== Entries shown

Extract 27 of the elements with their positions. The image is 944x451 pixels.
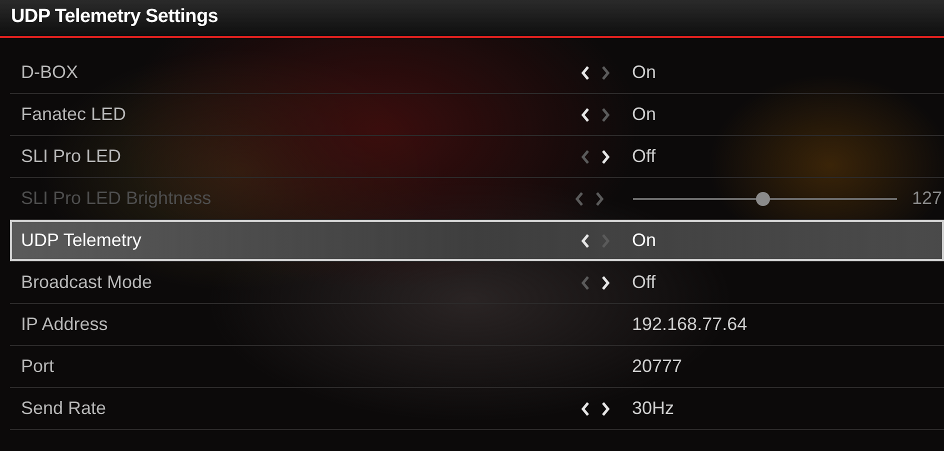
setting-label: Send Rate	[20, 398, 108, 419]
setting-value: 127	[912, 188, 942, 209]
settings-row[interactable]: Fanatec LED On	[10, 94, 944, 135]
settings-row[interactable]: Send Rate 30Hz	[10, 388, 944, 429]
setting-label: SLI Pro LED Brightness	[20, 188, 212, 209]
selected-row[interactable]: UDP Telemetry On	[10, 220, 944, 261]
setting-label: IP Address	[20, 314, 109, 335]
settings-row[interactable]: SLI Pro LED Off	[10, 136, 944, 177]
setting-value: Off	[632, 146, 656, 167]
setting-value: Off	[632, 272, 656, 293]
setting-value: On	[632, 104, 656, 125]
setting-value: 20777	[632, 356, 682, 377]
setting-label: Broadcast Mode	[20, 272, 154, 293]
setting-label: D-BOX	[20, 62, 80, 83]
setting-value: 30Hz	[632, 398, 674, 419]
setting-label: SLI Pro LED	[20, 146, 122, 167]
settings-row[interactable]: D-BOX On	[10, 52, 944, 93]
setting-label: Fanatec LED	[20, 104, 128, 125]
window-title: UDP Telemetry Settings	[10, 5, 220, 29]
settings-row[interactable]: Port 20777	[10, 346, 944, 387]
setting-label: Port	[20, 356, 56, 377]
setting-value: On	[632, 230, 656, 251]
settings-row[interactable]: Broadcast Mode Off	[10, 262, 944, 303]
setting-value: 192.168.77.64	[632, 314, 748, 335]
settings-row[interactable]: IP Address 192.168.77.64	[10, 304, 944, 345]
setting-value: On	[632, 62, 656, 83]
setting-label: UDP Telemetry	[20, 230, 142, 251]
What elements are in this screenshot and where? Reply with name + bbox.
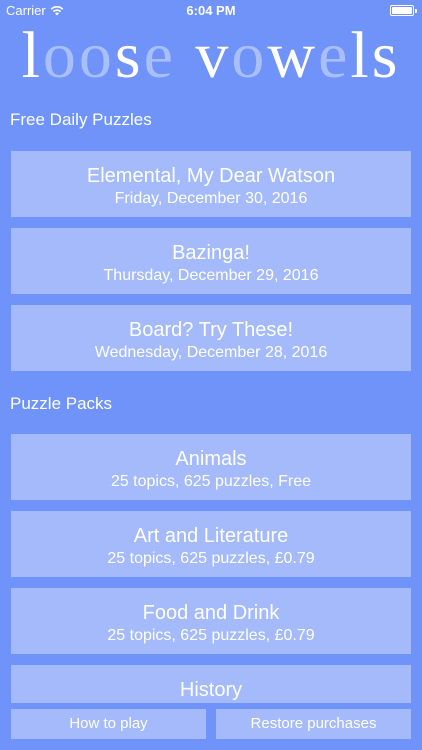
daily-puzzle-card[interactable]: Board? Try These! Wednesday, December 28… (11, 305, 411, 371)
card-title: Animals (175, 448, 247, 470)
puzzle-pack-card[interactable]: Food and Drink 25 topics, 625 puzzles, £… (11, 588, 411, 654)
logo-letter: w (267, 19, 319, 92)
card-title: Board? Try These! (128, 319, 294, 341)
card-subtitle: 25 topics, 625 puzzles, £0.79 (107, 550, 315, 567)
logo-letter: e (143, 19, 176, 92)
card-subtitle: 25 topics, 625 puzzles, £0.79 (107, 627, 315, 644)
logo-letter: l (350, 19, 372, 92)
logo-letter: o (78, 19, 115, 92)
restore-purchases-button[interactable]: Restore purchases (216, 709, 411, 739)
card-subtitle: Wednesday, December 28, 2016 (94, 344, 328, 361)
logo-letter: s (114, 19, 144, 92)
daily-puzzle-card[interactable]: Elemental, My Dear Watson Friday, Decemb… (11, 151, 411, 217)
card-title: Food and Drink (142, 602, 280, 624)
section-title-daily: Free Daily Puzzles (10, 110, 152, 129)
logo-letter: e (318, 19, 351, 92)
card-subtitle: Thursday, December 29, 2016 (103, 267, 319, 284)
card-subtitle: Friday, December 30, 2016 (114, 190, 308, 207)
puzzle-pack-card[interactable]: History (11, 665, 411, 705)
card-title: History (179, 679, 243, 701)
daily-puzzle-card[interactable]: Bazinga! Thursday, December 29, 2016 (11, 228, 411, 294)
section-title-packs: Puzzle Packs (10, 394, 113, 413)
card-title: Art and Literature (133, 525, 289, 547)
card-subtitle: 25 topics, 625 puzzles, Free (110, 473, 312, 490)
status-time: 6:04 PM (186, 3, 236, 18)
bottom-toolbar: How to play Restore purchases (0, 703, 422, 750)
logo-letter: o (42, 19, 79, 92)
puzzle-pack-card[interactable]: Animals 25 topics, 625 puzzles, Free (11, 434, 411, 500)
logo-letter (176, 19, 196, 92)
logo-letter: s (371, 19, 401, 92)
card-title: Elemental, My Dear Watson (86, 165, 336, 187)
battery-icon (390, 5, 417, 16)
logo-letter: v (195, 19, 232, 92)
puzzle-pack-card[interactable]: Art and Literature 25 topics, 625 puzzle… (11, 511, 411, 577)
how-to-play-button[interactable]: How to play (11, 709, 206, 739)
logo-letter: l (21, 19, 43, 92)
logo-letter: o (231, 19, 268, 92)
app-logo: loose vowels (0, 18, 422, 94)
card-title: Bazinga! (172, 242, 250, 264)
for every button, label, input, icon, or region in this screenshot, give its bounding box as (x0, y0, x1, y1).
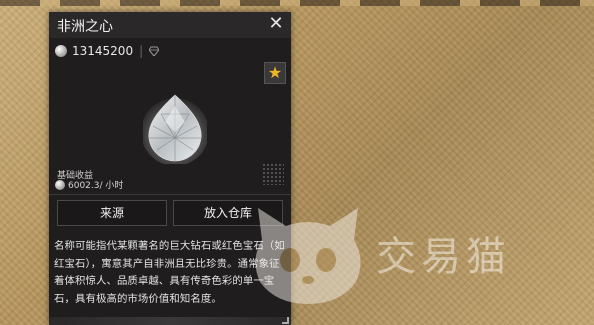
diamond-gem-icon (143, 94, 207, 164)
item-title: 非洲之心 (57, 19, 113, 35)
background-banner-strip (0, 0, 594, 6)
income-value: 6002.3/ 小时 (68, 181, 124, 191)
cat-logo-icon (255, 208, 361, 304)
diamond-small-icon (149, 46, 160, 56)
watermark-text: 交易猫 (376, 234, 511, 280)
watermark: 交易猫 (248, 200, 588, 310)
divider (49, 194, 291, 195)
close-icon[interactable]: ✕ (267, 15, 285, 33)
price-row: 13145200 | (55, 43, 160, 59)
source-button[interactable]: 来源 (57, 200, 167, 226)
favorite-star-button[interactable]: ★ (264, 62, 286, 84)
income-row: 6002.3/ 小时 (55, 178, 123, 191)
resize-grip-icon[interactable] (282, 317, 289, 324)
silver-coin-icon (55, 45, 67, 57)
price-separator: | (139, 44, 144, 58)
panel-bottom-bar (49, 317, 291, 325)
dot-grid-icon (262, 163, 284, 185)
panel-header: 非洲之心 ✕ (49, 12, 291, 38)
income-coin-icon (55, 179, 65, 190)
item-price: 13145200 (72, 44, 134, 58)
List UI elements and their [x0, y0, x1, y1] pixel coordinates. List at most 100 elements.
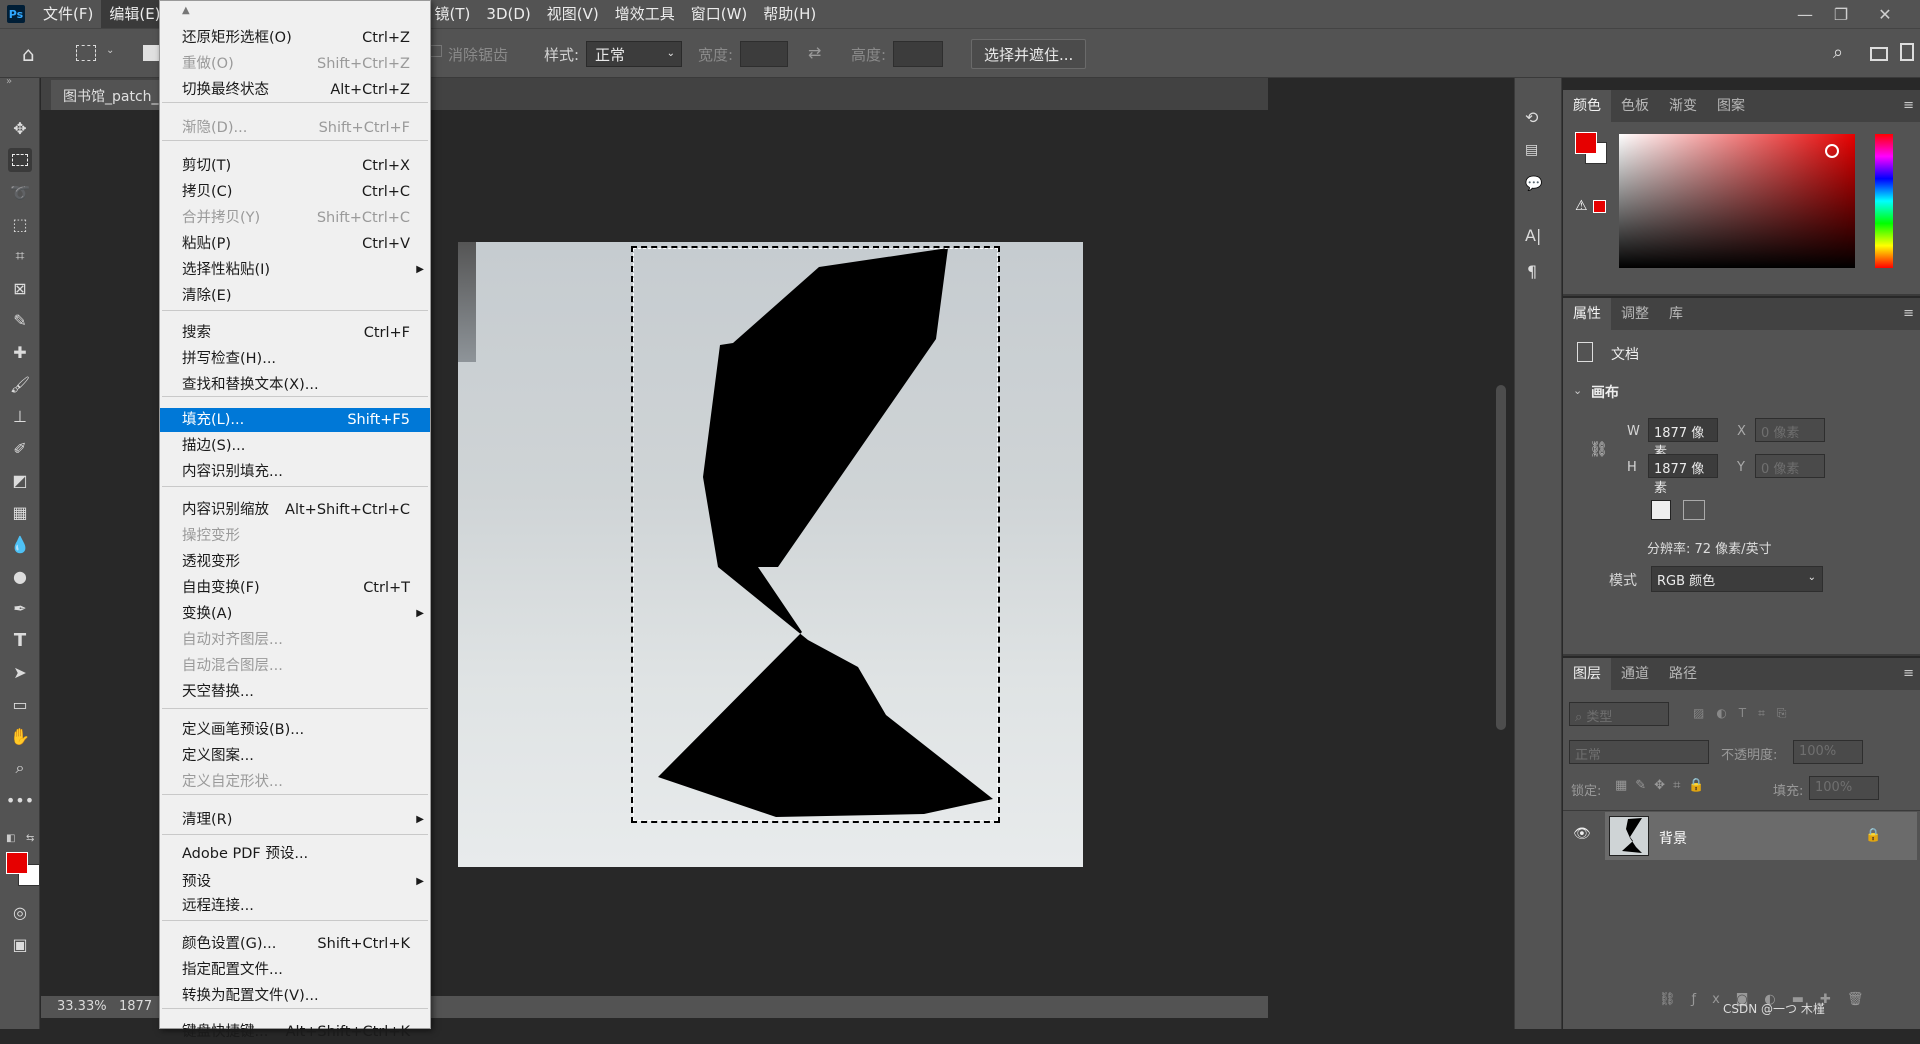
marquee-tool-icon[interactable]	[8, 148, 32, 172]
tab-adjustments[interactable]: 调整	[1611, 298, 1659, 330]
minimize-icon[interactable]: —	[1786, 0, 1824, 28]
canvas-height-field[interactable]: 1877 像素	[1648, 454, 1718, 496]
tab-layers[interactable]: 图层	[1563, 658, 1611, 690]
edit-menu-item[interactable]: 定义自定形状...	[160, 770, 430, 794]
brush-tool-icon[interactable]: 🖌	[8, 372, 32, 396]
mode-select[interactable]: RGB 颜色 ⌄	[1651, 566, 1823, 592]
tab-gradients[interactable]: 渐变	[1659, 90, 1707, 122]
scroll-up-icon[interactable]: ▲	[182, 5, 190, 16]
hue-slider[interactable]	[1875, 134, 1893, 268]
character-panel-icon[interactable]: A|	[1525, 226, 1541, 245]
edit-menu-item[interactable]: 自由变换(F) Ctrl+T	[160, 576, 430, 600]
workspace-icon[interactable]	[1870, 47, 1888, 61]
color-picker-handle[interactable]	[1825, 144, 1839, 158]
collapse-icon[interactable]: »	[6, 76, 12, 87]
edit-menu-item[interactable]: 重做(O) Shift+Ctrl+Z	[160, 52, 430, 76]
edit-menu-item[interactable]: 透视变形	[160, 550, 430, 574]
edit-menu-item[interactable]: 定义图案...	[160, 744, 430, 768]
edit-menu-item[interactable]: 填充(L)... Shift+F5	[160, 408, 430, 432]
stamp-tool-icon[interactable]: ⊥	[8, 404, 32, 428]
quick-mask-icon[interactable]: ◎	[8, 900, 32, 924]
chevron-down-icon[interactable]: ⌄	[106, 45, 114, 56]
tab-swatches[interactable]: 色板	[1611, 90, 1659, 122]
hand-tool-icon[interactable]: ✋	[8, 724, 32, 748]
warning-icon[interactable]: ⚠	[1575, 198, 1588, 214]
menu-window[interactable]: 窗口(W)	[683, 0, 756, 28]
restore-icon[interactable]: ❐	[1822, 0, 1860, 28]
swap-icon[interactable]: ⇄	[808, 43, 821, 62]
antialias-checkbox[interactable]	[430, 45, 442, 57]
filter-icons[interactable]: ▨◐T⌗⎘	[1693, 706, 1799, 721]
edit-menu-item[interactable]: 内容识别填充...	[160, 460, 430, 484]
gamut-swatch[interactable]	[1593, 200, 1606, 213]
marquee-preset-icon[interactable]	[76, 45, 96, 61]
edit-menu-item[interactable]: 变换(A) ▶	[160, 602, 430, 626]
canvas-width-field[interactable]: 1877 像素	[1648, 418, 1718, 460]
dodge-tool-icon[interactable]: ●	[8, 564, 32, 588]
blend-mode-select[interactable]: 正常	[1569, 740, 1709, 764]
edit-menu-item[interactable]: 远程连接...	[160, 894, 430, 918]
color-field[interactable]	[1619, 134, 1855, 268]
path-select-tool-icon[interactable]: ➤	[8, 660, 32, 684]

====

Problem
Reproduce word for word the lines from the items, starting at the line that contains "daily-puzzle-card[interactable]: Board? Try" and stopping after the line that contains "logo-letter: l (350, 19, 372, 92)".

Completed exercise
daily-puzzle-card[interactable]: Board? Try These! Wednesday, December 28… (11, 305, 411, 371)
card-title: Animals (175, 448, 247, 470)
puzzle-pack-card[interactable]: Food and Drink 25 topics, 625 puzzles, £… (11, 588, 411, 654)
logo-letter: w (267, 19, 319, 92)
card-title: Board? Try These! (128, 319, 294, 341)
card-subtitle: 25 topics, 625 puzzles, £0.79 (107, 550, 315, 567)
logo-letter: e (143, 19, 176, 92)
card-subtitle: 25 topics, 625 puzzles, £0.79 (107, 627, 315, 644)
logo-letter: l (350, 19, 372, 92)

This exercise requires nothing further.